Start

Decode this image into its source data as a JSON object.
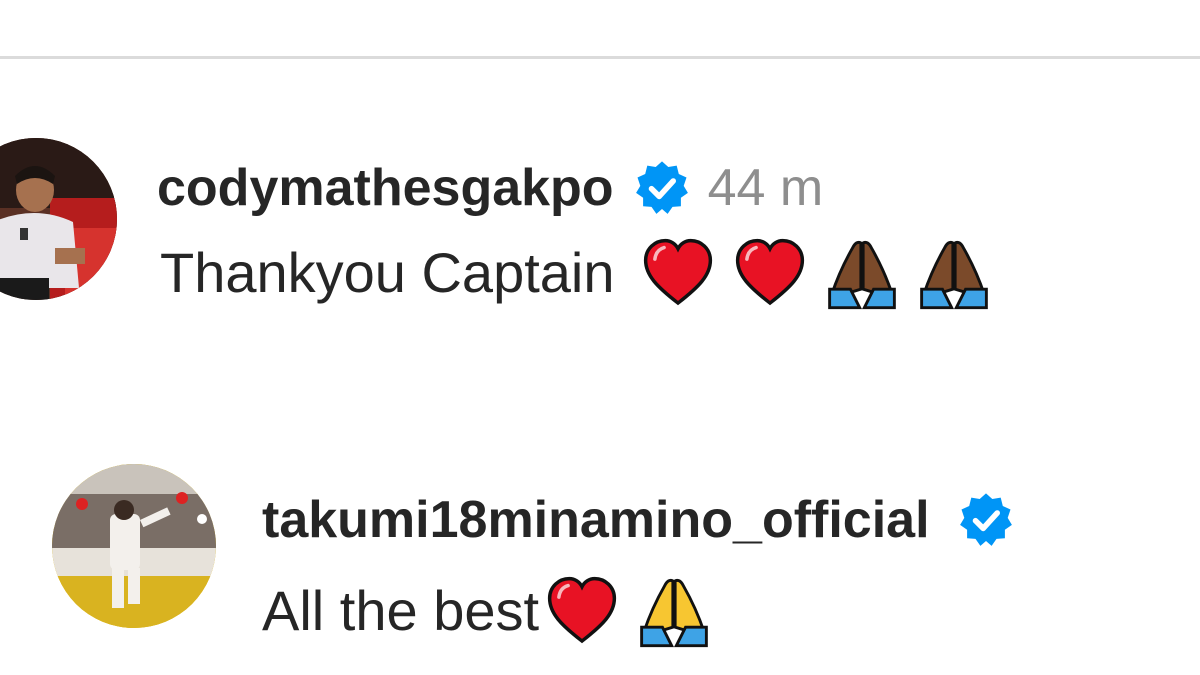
{
  "comments": [
    {
      "username": "codymathesgakpo",
      "verified": true,
      "time": "44 m",
      "text": "Thankyou Captain",
      "emojis": [
        "red-heart-icon",
        "red-heart-icon",
        "folded-hands-dark-icon",
        "folded-hands-dark-icon"
      ]
    },
    {
      "username": "takumi18minamino_official",
      "verified": true,
      "text": "All the best",
      "emojis": [
        "red-heart-icon",
        "folded-hands-light-icon"
      ]
    }
  ],
  "colors": {
    "verified_blue": "#0095f6",
    "heart_red": "#e81224",
    "text_primary": "#262626",
    "text_secondary": "#8e8e8e",
    "divider": "#dbdbdb"
  }
}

End

-- Exercise --
Except for the pictures, copy the material above exactly.

-- Output of the exercise --
Decode this image into its source data as a JSON object.
{
  "comments": [
    {
      "username": "codymathesgakpo",
      "verified": true,
      "time": "44 m",
      "text": "Thankyou Captain",
      "emojis": [
        "red-heart-icon",
        "red-heart-icon",
        "folded-hands-dark-icon",
        "folded-hands-dark-icon"
      ]
    },
    {
      "username": "takumi18minamino_official",
      "verified": true,
      "text": "All the best",
      "emojis": [
        "red-heart-icon",
        "folded-hands-light-icon"
      ]
    }
  ],
  "colors": {
    "verified_blue": "#0095f6",
    "heart_red": "#e81224",
    "text_primary": "#262626",
    "text_secondary": "#8e8e8e",
    "divider": "#dbdbdb"
  }
}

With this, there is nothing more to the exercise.